Return every line below as is, leaving out the pictures.

start SUPPLIED DATA

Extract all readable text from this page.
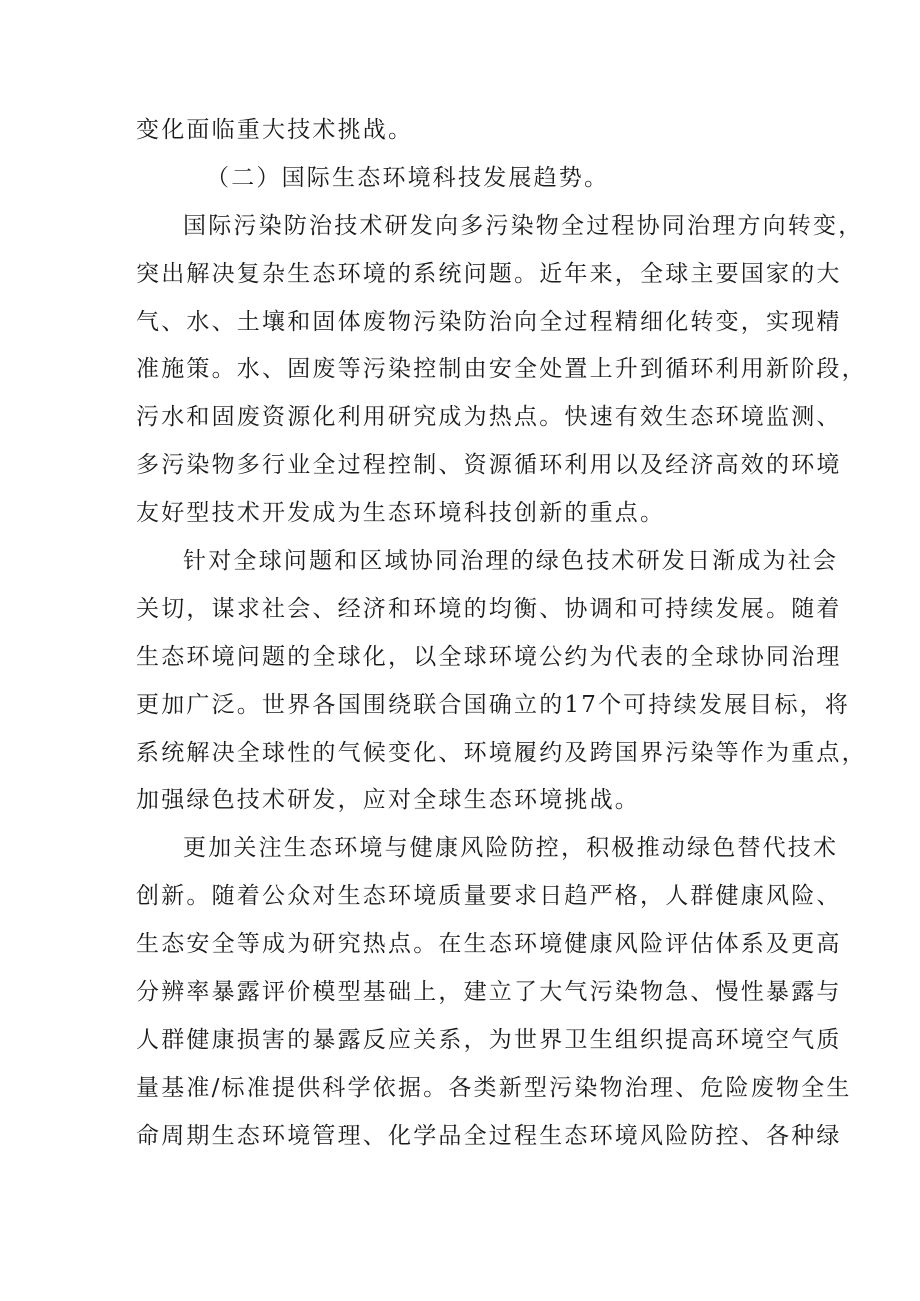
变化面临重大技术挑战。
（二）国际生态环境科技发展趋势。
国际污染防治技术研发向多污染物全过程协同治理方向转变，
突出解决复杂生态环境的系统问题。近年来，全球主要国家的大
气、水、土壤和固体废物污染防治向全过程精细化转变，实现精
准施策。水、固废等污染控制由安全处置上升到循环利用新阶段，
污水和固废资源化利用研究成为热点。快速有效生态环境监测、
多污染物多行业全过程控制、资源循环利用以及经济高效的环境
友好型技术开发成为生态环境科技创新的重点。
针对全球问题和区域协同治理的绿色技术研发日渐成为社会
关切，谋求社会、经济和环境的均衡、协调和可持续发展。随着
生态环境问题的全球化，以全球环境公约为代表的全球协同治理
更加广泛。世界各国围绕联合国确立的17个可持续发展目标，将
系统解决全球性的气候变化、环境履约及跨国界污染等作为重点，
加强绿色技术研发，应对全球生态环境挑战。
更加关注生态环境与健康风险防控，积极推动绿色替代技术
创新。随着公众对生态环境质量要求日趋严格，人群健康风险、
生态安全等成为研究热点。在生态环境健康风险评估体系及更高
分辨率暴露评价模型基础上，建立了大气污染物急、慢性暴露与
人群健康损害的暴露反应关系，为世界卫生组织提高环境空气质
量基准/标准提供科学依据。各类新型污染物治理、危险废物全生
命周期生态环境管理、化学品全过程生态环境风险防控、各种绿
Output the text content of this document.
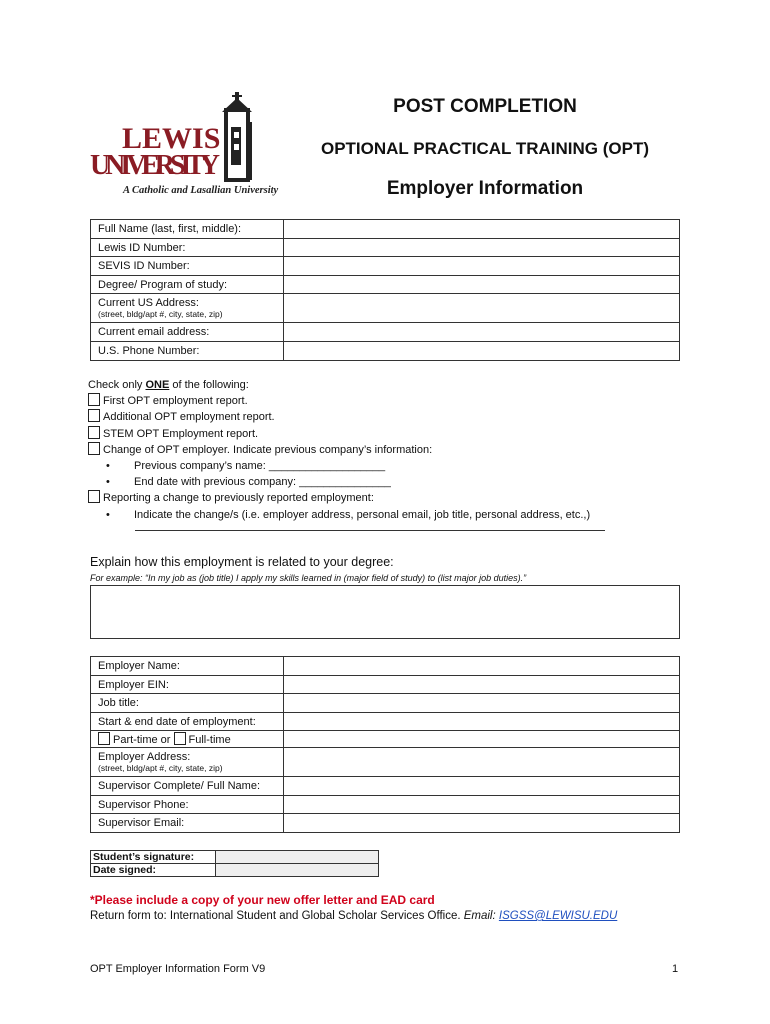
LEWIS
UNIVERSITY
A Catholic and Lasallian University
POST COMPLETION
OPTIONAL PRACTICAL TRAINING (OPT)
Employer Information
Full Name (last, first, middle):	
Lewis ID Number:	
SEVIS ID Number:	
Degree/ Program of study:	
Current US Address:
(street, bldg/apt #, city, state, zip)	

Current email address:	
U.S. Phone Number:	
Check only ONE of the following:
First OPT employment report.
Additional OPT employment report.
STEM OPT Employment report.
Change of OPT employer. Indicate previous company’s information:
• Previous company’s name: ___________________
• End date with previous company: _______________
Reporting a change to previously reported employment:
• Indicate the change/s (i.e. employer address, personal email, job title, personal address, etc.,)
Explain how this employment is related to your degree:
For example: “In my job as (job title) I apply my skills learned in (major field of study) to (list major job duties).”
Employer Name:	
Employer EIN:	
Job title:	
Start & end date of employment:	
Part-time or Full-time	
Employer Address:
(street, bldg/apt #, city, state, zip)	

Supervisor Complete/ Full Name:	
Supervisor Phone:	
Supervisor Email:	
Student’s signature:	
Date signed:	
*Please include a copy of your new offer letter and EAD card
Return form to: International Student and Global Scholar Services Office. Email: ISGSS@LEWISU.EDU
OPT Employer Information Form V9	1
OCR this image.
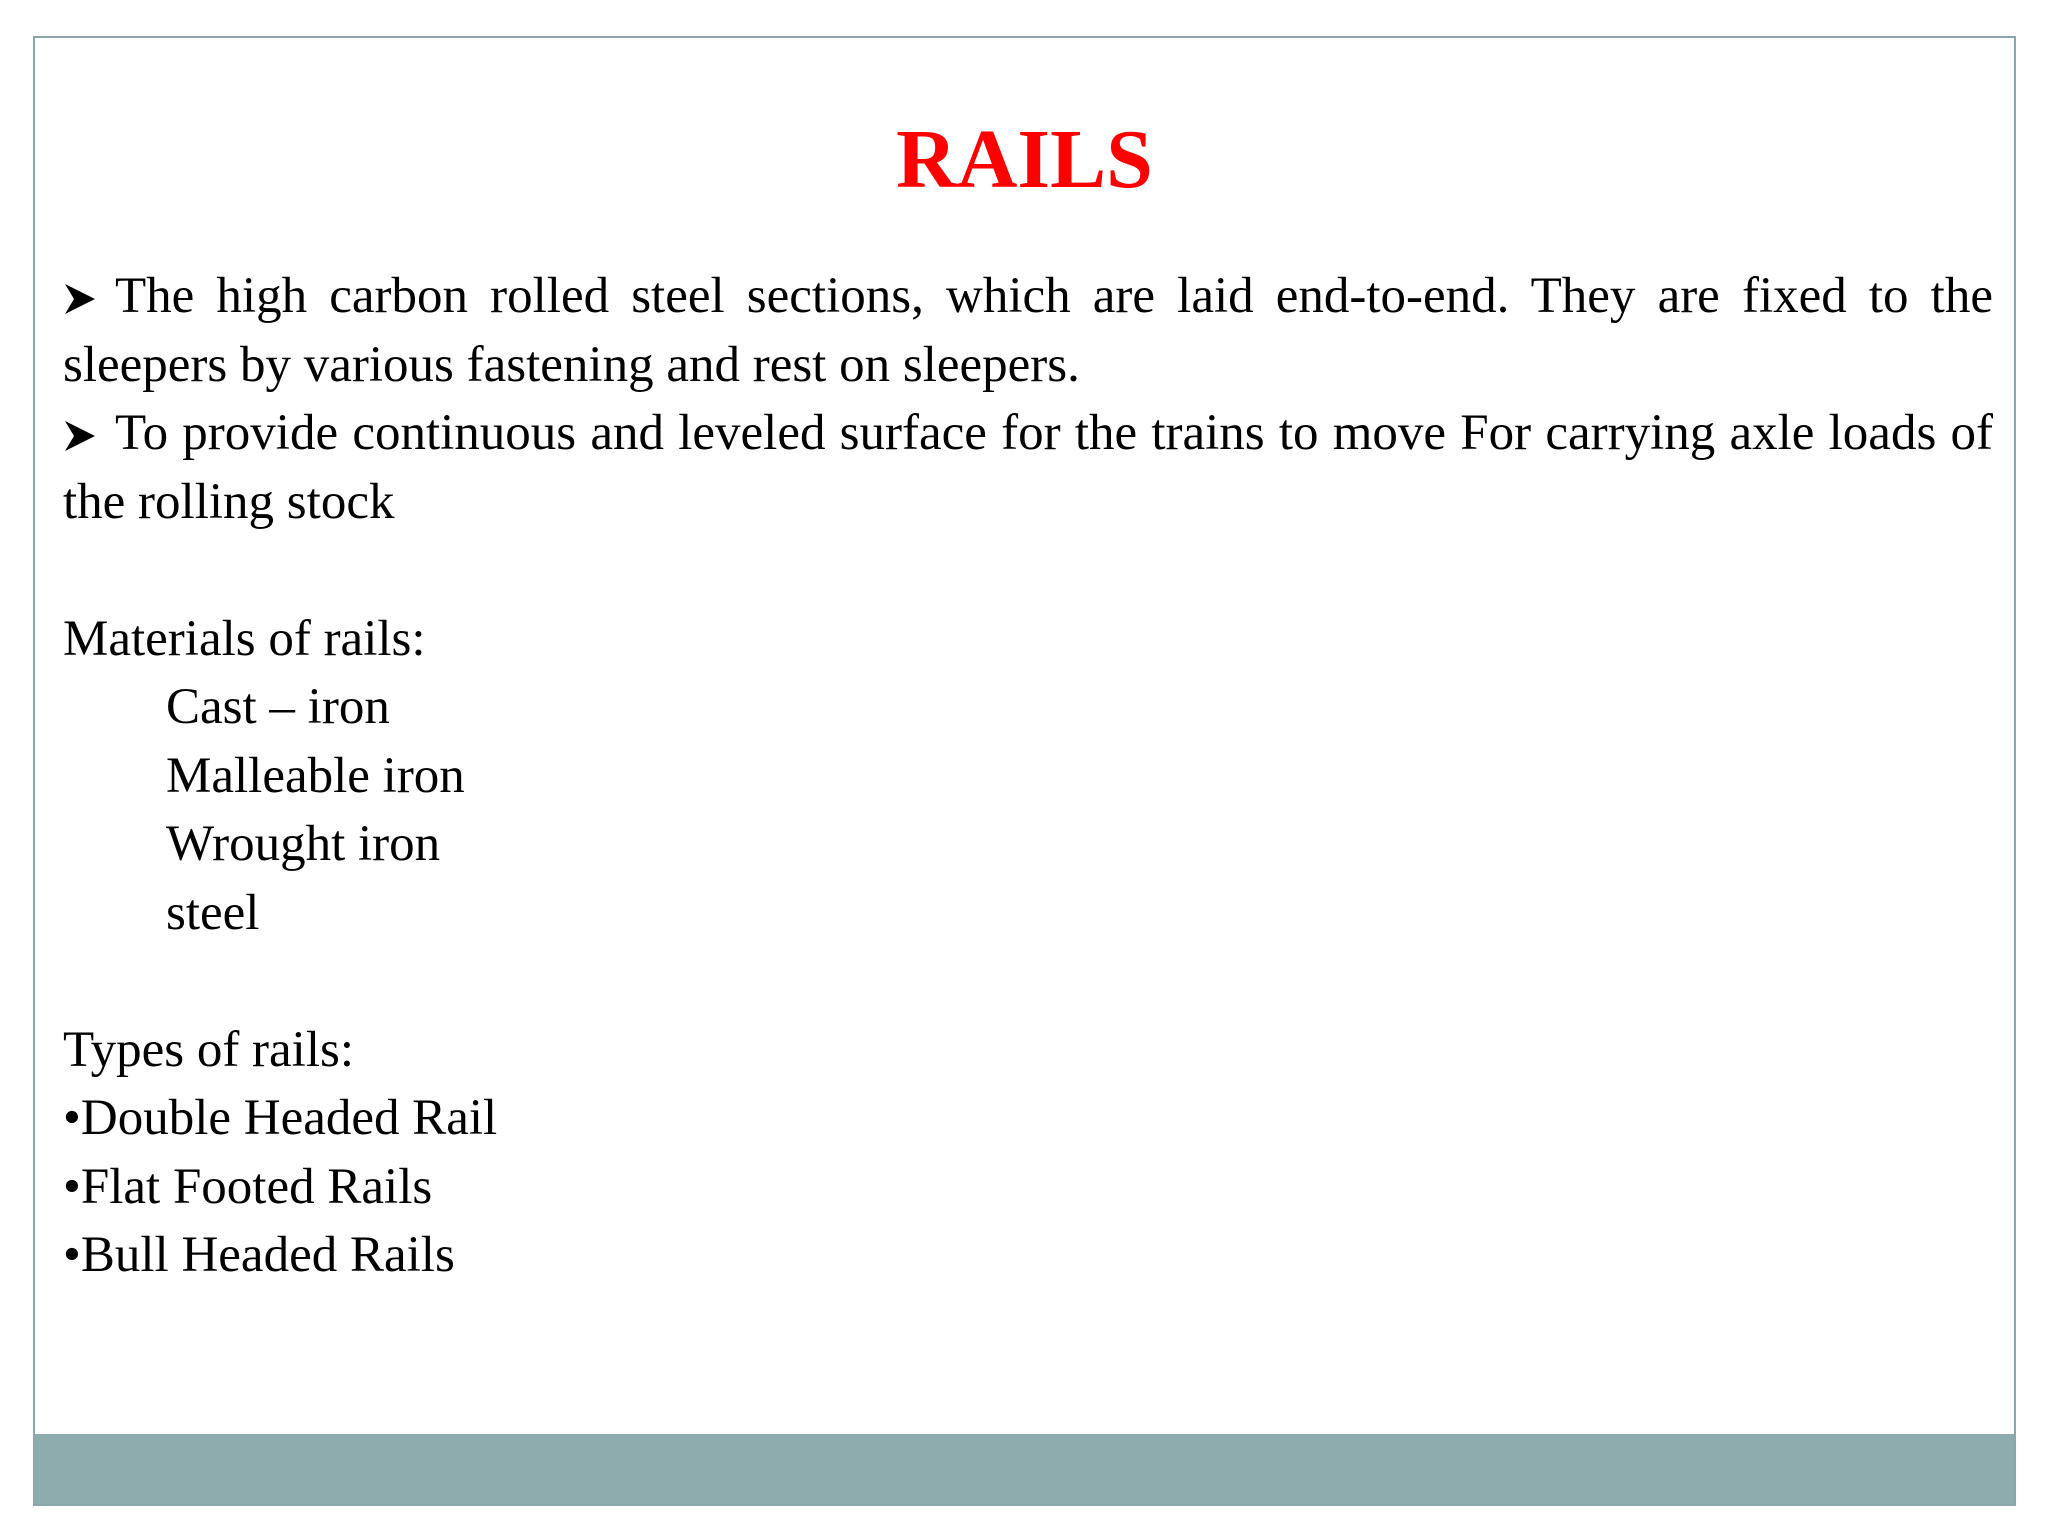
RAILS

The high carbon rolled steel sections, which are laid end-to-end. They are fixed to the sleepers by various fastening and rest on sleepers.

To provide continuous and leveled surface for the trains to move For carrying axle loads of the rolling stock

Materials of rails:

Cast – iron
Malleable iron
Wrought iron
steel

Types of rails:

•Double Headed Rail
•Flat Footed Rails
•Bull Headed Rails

end SUPPLIED DATA

• **FINISHED EXERCISE**
Extract all readable text from this page.
变化面临重大技术挑战。
（二）国际生态环境科技发展趋势。
国际污染防治技术研发向多污染物全过程协同治理方向转变，
突出解决复杂生态环境的系统问题。近年来，全球主要国家的大
气、水、土壤和固体废物污染防治向全过程精细化转变，实现精
准施策。水、固废等污染控制由安全处置上升到循环利用新阶段，
污水和固废资源化利用研究成为热点。快速有效生态环境监测、
多污染物多行业全过程控制、资源循环利用以及经济高效的环境
友好型技术开发成为生态环境科技创新的重点。
针对全球问题和区域协同治理的绿色技术研发日渐成为社会
关切，谋求社会、经济和环境的均衡、协调和可持续发展。随着
生态环境问题的全球化，以全球环境公约为代表的全球协同治理
更加广泛。世界各国围绕联合国确立的17个可持续发展目标，将
系统解决全球性的气候变化、环境履约及跨国界污染等作为重点，
加强绿色技术研发，应对全球生态环境挑战。
更加关注生态环境与健康风险防控，积极推动绿色替代技术
创新。随着公众对生态环境质量要求日趋严格，人群健康风险、
生态安全等成为研究热点。在生态环境健康风险评估体系及更高
分辨率暴露评价模型基础上，建立了大气污染物急、慢性暴露与
人群健康损害的暴露反应关系，为世界卫生组织提高环境空气质
量基准/标准提供科学依据。各类新型污染物治理、危险废物全生
命周期生态环境管理、化学品全过程生态环境风险防控、各种绿
Output the text content of this document.
LEWIS
UNIVERSITY
A Catholic and Lasallian University
POST COMPLETION
OPTIONAL PRACTICAL TRAINING (OPT)
Employer Information
Full Name (last, first, middle):	
Lewis ID Number:	
SEVIS ID Number:	
Degree/ Program of study:	
Current US Address:
(street, bldg/apt #, city, state, zip)	

Current email address:	
U.S. Phone Number:	
Check only ONE of the following:
First OPT employment report.
Additional OPT employment report.
STEM OPT Employment report.
Change of OPT employer. Indicate previous company’s information:
• Previous company’s name: ___________________
• End date with previous company: _______________
Reporting a change to previously reported employment:
• Indicate the change/s (i.e. employer address, personal email, job title, personal address, etc.,)
Explain how this employment is related to your degree:
For example: “In my job as (job title) I apply my skills learned in (major field of study) to (list major job duties).”
Employer Name:	
Employer EIN:	
Job title:	
Start & end date of employment:	
Part-time or Full-time	
Employer Address:
(street, bldg/apt #, city, state, zip)	

Supervisor Complete/ Full Name:	
Supervisor Phone:	
Supervisor Email:	
Student’s signature:	
Date signed:	
*Please include a copy of your new offer letter and EAD card
Return form to: International Student and Global Scholar Services Office. Email: ISGSS@LEWISU.EDU
OPT Employer Information Form V9	1
OCR this image.
RAILS

The high carbon rolled steel sections, which are laid end-to-end. They are fixed to the sleepers by various fastening and rest on sleepers.

To provide continuous and leveled surface for the trains to move For carrying axle loads of the rolling stock

Materials of rails:

Cast – iron
Malleable iron
Wrought iron
steel

Types of rails:

•Double Headed Rail
•Flat Footed Rails
•Bull Headed Rails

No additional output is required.